___ EXTRACTED MATERIAL ___

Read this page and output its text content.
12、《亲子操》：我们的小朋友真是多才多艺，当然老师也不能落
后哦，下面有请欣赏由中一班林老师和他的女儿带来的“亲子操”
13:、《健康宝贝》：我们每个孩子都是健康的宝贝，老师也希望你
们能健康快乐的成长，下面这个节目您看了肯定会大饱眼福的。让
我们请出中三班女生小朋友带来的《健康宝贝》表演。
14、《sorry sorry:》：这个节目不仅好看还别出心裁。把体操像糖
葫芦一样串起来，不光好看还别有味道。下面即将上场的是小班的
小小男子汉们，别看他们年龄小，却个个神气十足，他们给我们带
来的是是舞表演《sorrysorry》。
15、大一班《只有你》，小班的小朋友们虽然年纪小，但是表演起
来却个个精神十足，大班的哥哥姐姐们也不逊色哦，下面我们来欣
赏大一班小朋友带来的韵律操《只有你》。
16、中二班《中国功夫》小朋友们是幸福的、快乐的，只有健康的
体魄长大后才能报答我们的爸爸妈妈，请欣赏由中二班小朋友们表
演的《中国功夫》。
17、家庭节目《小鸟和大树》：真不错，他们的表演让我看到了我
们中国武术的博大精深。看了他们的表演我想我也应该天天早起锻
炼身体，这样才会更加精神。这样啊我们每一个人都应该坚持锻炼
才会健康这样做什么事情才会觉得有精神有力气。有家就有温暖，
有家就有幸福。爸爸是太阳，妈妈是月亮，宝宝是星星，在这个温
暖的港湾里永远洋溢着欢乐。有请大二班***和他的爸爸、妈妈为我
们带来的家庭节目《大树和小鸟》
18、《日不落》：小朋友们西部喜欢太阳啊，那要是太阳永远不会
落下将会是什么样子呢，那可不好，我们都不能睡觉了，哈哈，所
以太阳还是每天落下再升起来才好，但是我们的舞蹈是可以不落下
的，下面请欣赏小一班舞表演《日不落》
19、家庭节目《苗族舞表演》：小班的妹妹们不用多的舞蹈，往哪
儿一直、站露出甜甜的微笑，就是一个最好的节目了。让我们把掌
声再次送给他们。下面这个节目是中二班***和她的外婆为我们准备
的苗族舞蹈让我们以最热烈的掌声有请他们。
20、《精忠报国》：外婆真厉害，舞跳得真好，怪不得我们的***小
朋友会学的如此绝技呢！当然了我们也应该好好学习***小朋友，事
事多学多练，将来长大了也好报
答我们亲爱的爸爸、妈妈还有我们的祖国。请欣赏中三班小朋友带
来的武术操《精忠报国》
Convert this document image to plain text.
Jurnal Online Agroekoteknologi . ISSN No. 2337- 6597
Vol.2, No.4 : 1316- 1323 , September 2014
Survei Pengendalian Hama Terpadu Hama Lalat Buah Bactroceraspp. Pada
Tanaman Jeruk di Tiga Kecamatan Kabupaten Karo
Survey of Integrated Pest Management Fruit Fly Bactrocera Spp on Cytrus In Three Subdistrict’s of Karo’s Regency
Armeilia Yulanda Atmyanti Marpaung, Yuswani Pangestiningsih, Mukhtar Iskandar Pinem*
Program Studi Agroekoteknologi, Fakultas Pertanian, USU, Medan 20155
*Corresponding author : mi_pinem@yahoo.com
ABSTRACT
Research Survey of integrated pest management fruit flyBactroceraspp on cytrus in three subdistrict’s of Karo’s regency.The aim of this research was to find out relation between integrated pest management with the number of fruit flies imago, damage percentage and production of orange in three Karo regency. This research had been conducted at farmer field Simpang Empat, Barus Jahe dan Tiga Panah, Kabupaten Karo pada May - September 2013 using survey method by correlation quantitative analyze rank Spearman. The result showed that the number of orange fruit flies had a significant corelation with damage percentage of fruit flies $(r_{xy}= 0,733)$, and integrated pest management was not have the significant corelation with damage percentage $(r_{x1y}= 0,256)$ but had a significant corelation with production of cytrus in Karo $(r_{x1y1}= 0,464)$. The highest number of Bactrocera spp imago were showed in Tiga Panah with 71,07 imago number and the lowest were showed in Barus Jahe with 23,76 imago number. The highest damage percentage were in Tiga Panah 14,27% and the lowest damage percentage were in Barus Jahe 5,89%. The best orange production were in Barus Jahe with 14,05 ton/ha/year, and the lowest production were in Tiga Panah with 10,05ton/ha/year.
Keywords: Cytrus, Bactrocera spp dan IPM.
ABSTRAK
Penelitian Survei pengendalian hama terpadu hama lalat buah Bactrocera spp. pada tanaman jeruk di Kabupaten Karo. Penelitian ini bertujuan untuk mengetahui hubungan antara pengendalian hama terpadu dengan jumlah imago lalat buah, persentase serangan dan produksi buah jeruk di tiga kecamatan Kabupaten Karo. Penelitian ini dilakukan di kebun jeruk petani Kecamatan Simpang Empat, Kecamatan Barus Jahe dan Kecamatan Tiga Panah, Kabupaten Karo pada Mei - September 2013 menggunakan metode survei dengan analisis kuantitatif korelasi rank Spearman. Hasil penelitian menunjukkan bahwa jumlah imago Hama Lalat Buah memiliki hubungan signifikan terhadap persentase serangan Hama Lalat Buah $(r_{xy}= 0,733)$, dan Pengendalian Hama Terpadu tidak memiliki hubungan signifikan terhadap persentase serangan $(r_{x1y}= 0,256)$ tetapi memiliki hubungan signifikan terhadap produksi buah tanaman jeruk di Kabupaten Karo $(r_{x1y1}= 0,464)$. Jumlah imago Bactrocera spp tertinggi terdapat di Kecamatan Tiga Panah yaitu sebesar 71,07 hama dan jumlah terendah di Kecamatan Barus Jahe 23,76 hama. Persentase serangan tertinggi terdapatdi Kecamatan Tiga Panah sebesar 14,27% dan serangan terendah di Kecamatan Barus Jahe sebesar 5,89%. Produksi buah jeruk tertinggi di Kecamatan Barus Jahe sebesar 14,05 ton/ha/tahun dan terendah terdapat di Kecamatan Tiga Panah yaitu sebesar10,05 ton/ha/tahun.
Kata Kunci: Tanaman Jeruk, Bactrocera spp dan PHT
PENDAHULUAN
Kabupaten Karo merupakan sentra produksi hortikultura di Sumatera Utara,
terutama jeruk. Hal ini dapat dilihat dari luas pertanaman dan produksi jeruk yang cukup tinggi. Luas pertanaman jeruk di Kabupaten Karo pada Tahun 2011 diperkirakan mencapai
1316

___

Nothing should be left out: repeat all of the data exactly.

§ ANSWER TO THIS PROBLEM:
Read this page and output its text content.
12、《亲子操》：我们的小朋友真是多才多艺，当然老师也不能落
后哦，下面有请欣赏由中一班林老师和他的女儿带来的“亲子操”
13:、《健康宝贝》：我们每个孩子都是健康的宝贝，老师也希望你
们能健康快乐的成长，下面这个节目您看了肯定会大饱眼福的。让
我们请出中三班女生小朋友带来的《健康宝贝》表演。
14、《sorry sorry:》：这个节目不仅好看还别出心裁。把体操像糖
葫芦一样串起来，不光好看还别有味道。下面即将上场的是小班的
小小男子汉们，别看他们年龄小，却个个神气十足，他们给我们带
来的是是舞表演《sorrysorry》。
15、大一班《只有你》，小班的小朋友们虽然年纪小，但是表演起
来却个个精神十足，大班的哥哥姐姐们也不逊色哦，下面我们来欣
赏大一班小朋友带来的韵律操《只有你》。
16、中二班《中国功夫》小朋友们是幸福的、快乐的，只有健康的
体魄长大后才能报答我们的爸爸妈妈，请欣赏由中二班小朋友们表
演的《中国功夫》。
17、家庭节目《小鸟和大树》：真不错，他们的表演让我看到了我
们中国武术的博大精深。看了他们的表演我想我也应该天天早起锻
炼身体，这样才会更加精神。这样啊我们每一个人都应该坚持锻炼
才会健康这样做什么事情才会觉得有精神有力气。有家就有温暖，
有家就有幸福。爸爸是太阳，妈妈是月亮，宝宝是星星，在这个温
暖的港湾里永远洋溢着欢乐。有请大二班***和他的爸爸、妈妈为我
们带来的家庭节目《大树和小鸟》
18、《日不落》：小朋友们西部喜欢太阳啊，那要是太阳永远不会
落下将会是什么样子呢，那可不好，我们都不能睡觉了，哈哈，所
以太阳还是每天落下再升起来才好，但是我们的舞蹈是可以不落下
的，下面请欣赏小一班舞表演《日不落》
19、家庭节目《苗族舞表演》：小班的妹妹们不用多的舞蹈，往哪
儿一直、站露出甜甜的微笑，就是一个最好的节目了。让我们把掌
声再次送给他们。下面这个节目是中二班***和她的外婆为我们准备
的苗族舞蹈让我们以最热烈的掌声有请他们。
20、《精忠报国》：外婆真厉害，舞跳得真好，怪不得我们的***小
朋友会学的如此绝技呢！当然了我们也应该好好学习***小朋友，事
事多学多练，将来长大了也好报
答我们亲爱的爸爸、妈妈还有我们的祖国。请欣赏中三班小朋友带
来的武术操《精忠报国》
Convert this document image to plain text.
Jurnal Online Agroekoteknologi . ISSN No. 2337- 6597
Vol.2, No.4 : 1316- 1323 , September 2014
Survei Pengendalian Hama Terpadu Hama Lalat Buah Bactroceraspp. Pada
Tanaman Jeruk di Tiga Kecamatan Kabupaten Karo
Survey of Integrated Pest Management Fruit Fly Bactrocera Spp on Cytrus In Three Subdistrict’s of Karo’s Regency
Armeilia Yulanda Atmyanti Marpaung, Yuswani Pangestiningsih, Mukhtar Iskandar Pinem*
Program Studi Agroekoteknologi, Fakultas Pertanian, USU, Medan 20155
*Corresponding author : mi_pinem@yahoo.com
ABSTRACT
Research Survey of integrated pest management fruit flyBactroceraspp on cytrus in three subdistrict’s of Karo’s regency.The aim of this research was to find out relation between integrated pest management with the number of fruit flies imago, damage percentage and production of orange in three Karo regency. This research had been conducted at farmer field Simpang Empat, Barus Jahe dan Tiga Panah, Kabupaten Karo pada May - September 2013 using survey method by correlation quantitative analyze rank Spearman. The result showed that the number of orange fruit flies had a significant corelation with damage percentage of fruit flies $(r_{xy}= 0,733)$, and integrated pest management was not have the significant corelation with damage percentage $(r_{x1y}= 0,256)$ but had a significant corelation with production of cytrus in Karo $(r_{x1y1}= 0,464)$. The highest number of Bactrocera spp imago were showed in Tiga Panah with 71,07 imago number and the lowest were showed in Barus Jahe with 23,76 imago number. The highest damage percentage were in Tiga Panah 14,27% and the lowest damage percentage were in Barus Jahe 5,89%. The best orange production were in Barus Jahe with 14,05 ton/ha/year, and the lowest production were in Tiga Panah with 10,05ton/ha/year.
Keywords: Cytrus, Bactrocera spp dan IPM.
ABSTRAK
Penelitian Survei pengendalian hama terpadu hama lalat buah Bactrocera spp. pada tanaman jeruk di Kabupaten Karo. Penelitian ini bertujuan untuk mengetahui hubungan antara pengendalian hama terpadu dengan jumlah imago lalat buah, persentase serangan dan produksi buah jeruk di tiga kecamatan Kabupaten Karo. Penelitian ini dilakukan di kebun jeruk petani Kecamatan Simpang Empat, Kecamatan Barus Jahe dan Kecamatan Tiga Panah, Kabupaten Karo pada Mei - September 2013 menggunakan metode survei dengan analisis kuantitatif korelasi rank Spearman. Hasil penelitian menunjukkan bahwa jumlah imago Hama Lalat Buah memiliki hubungan signifikan terhadap persentase serangan Hama Lalat Buah $(r_{xy}= 0,733)$, dan Pengendalian Hama Terpadu tidak memiliki hubungan signifikan terhadap persentase serangan $(r_{x1y}= 0,256)$ tetapi memiliki hubungan signifikan terhadap produksi buah tanaman jeruk di Kabupaten Karo $(r_{x1y1}= 0,464)$. Jumlah imago Bactrocera spp tertinggi terdapat di Kecamatan Tiga Panah yaitu sebesar 71,07 hama dan jumlah terendah di Kecamatan Barus Jahe 23,76 hama. Persentase serangan tertinggi terdapatdi Kecamatan Tiga Panah sebesar 14,27% dan serangan terendah di Kecamatan Barus Jahe sebesar 5,89%. Produksi buah jeruk tertinggi di Kecamatan Barus Jahe sebesar 14,05 ton/ha/tahun dan terendah terdapat di Kecamatan Tiga Panah yaitu sebesar10,05 ton/ha/tahun.
Kata Kunci: Tanaman Jeruk, Bactrocera spp dan PHT
PENDAHULUAN
Kabupaten Karo merupakan sentra produksi hortikultura di Sumatera Utara,
terutama jeruk. Hal ini dapat dilihat dari luas pertanaman dan produksi jeruk yang cukup tinggi. Luas pertanaman jeruk di Kabupaten Karo pada Tahun 2011 diperkirakan mencapai
1316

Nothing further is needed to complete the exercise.